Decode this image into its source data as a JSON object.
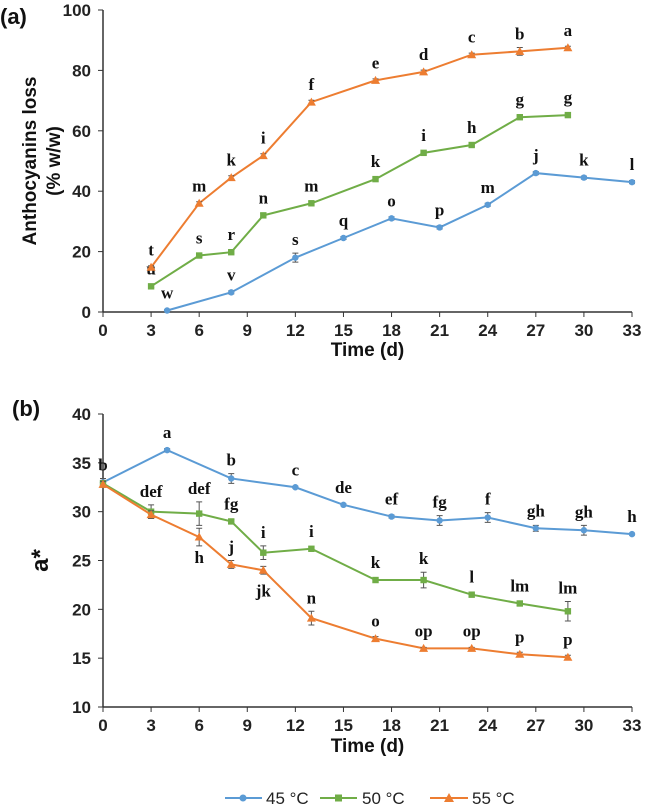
{
  "legend": [
    "45 °C",
    "50 °C",
    "55 °C"
  ],
  "colors": {
    "45": "#5b9bd5",
    "50": "#70ad47",
    "55": "#ed7d31",
    "axis": "#333333",
    "error": "#555555"
  },
  "chart_data": [
    {
      "type": "line",
      "panel_label": "(a)",
      "ylabel_line1": "Anthocyanins loss",
      "ylabel_line2": "(% w/w)",
      "xlabel": "Time (d)",
      "xlim": [
        0,
        33
      ],
      "ylim": [
        0,
        100
      ],
      "xticks": [
        "0",
        "3",
        "6",
        "9",
        "12",
        "15",
        "18",
        "21",
        "24",
        "27",
        "30",
        "33"
      ],
      "yticks": [
        "0",
        "20",
        "40",
        "60",
        "80",
        "100"
      ],
      "series": [
        {
          "name": "45 °C",
          "marker": "circle",
          "x": [
            4,
            8,
            12,
            15,
            18,
            21,
            24,
            27,
            30,
            33
          ],
          "y": [
            0.5,
            6.5,
            18,
            24.5,
            31,
            28,
            35.5,
            46,
            44.5,
            43
          ],
          "err": [
            0.3,
            0.5,
            1.5,
            0.5,
            0.5,
            0.5,
            0.5,
            0.5,
            0.5,
            0.5
          ],
          "labels": [
            "w",
            "v",
            "s",
            "q",
            "o",
            "p",
            "m",
            "j",
            "k",
            "l"
          ]
        },
        {
          "name": "50 °C",
          "marker": "square",
          "x": [
            3,
            6,
            8,
            10,
            13,
            17,
            20,
            23,
            26,
            29
          ],
          "y": [
            8.5,
            18.7,
            19.8,
            32,
            36,
            44,
            52.7,
            55.3,
            64.5,
            65.2
          ],
          "err": [
            0.4,
            0.4,
            0.4,
            0.6,
            0.6,
            0.4,
            0.6,
            0.4,
            0.5,
            0.5
          ],
          "labels": [
            "u",
            "s",
            "r",
            "n",
            "m",
            "k",
            "i",
            "h",
            "g",
            "g"
          ]
        },
        {
          "name": "55 °C",
          "marker": "triangle",
          "x": [
            3,
            6,
            8,
            10,
            13,
            17,
            20,
            23,
            26,
            29
          ],
          "y": [
            14.8,
            36,
            44.5,
            51.8,
            69.5,
            76.7,
            79.5,
            85.2,
            86.3,
            87.5
          ],
          "err": [
            0.5,
            0.5,
            0.6,
            0.6,
            0.6,
            0.5,
            0.6,
            0.5,
            1.3,
            0.5
          ],
          "labels": [
            "t",
            "m",
            "k",
            "i",
            "f",
            "e",
            "d",
            "c",
            "b",
            "a"
          ]
        }
      ]
    },
    {
      "type": "line",
      "panel_label": "(b)",
      "ylabel_line1": "a*",
      "xlabel": "Time (d)",
      "xlim": [
        0,
        33
      ],
      "ylim": [
        10,
        40
      ],
      "xticks": [
        "0",
        "3",
        "6",
        "9",
        "12",
        "15",
        "18",
        "21",
        "24",
        "27",
        "30",
        "33"
      ],
      "yticks": [
        "10",
        "15",
        "20",
        "25",
        "30",
        "35",
        "40"
      ],
      "series": [
        {
          "name": "45 °C",
          "marker": "circle",
          "x": [
            0,
            4,
            8,
            12,
            15,
            18,
            21,
            24,
            27,
            30,
            33
          ],
          "y": [
            33,
            36.3,
            33.4,
            32.5,
            30.7,
            29.5,
            29.1,
            29.4,
            28.3,
            28.1,
            27.7
          ],
          "err": [
            0.4,
            0.15,
            0.5,
            0.1,
            0.1,
            0.15,
            0.5,
            0.5,
            0.3,
            0.5,
            0.1
          ],
          "labels": [
            "b",
            "a",
            "b",
            "c",
            "de",
            "ef",
            "fg",
            "f",
            "gh",
            "gh",
            "h"
          ]
        },
        {
          "name": "50 °C",
          "marker": "square",
          "x": [
            0,
            3,
            6,
            8,
            10,
            13,
            17,
            20,
            23,
            26,
            29
          ],
          "y": [
            32.9,
            30,
            29.8,
            29,
            25.8,
            26.2,
            23,
            23,
            21.5,
            20.6,
            19.8
          ],
          "err": [
            0.3,
            0.7,
            1.2,
            0.2,
            0.7,
            0.2,
            0.2,
            0.8,
            0.1,
            0.2,
            1.0
          ],
          "labels": [
            "",
            "def",
            "def",
            "fg",
            "i",
            "i",
            "k",
            "k",
            "l",
            "lm",
            "lm"
          ]
        },
        {
          "name": "55 °C",
          "marker": "triangle",
          "x": [
            0,
            3,
            6,
            8,
            10,
            13,
            17,
            20,
            23,
            26,
            29
          ],
          "y": [
            32.8,
            29.7,
            27.4,
            24.6,
            24,
            19.1,
            17,
            16,
            16,
            15.4,
            15.1
          ],
          "err": [
            0.3,
            0.4,
            0.9,
            0.4,
            0.4,
            0.7,
            0.2,
            0.1,
            0.1,
            0.2,
            0.2
          ],
          "labels": [
            "",
            "",
            "h",
            "j",
            "jk",
            "n",
            "o",
            "op",
            "op",
            "p",
            "p"
          ]
        }
      ]
    }
  ]
}
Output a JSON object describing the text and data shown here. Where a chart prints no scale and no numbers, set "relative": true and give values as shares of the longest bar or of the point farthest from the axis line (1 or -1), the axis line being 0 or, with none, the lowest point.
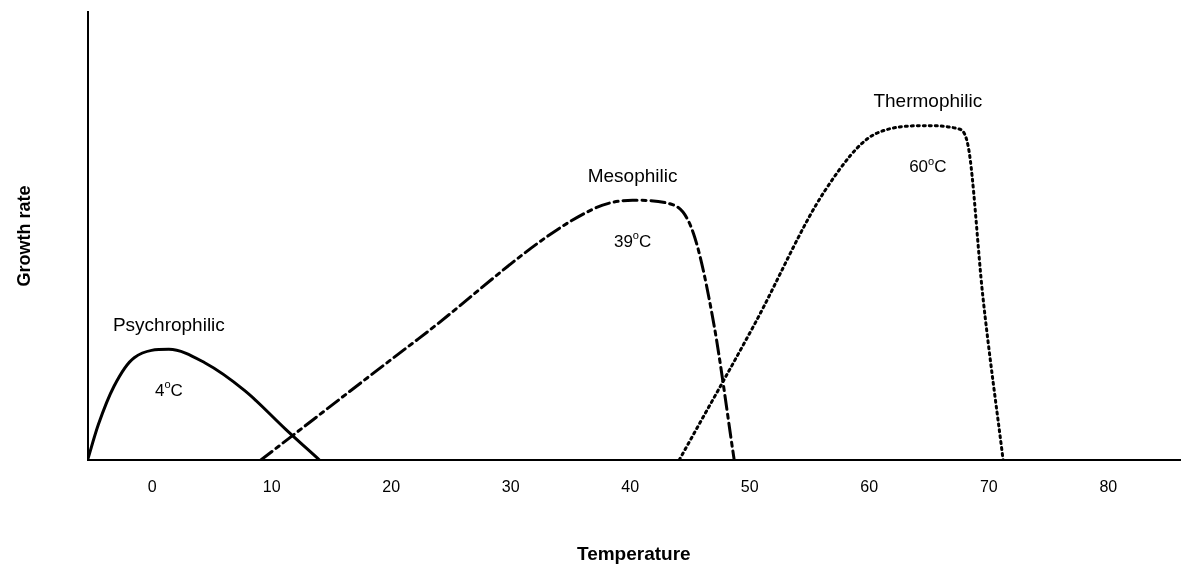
{
  "chart_data": {
    "type": "line",
    "xlabel": "Temperature",
    "ylabel": "Growth rate",
    "relative": true,
    "xlim": [
      -5.4,
      86
    ],
    "xticks": [
      0,
      10,
      20,
      30,
      40,
      50,
      60,
      70,
      80
    ],
    "grid": false,
    "legend": false,
    "marker": "none",
    "series": [
      {
        "name": "Psychrophilic",
        "color": "#000000",
        "line_style": "solid",
        "x": [
          -5.4,
          -4.5,
          -3.2,
          -1.5,
          1.4,
          4.4,
          7.8,
          11.2,
          14
        ],
        "values": [
          0,
          0.106,
          0.22,
          0.306,
          0.331,
          0.291,
          0.206,
          0.091,
          0
        ]
      },
      {
        "name": "Mesophilic",
        "color": "#000000",
        "line_style": "dashed",
        "x": [
          9.1,
          22.3,
          36.8,
          40.2,
          43.6,
          45.3,
          47,
          48.7
        ],
        "values": [
          0,
          0.363,
          0.749,
          0.777,
          0.763,
          0.677,
          0.406,
          0
        ]
      },
      {
        "name": "Thermophilic",
        "color": "#000000",
        "line_style": "dotted",
        "x": [
          44.1,
          50.4,
          56.3,
          60.6,
          64.9,
          67.4,
          68.3,
          69.5,
          71.2
        ],
        "values": [
          0,
          0.406,
          0.806,
          0.977,
          1,
          0.991,
          0.934,
          0.491,
          0
        ]
      }
    ],
    "annotations": [
      "4$^{o}$C",
      "39$^{o}$C",
      "60$^{o}$C"
    ]
  }
}
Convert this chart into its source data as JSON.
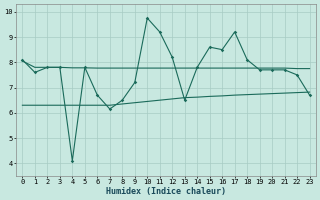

Exercise task – Pick out every line holding the string "this" and return it.

Exercise answer –
Decode this image into its source data as a JSON object.
Convert this chart into its source data as JSON.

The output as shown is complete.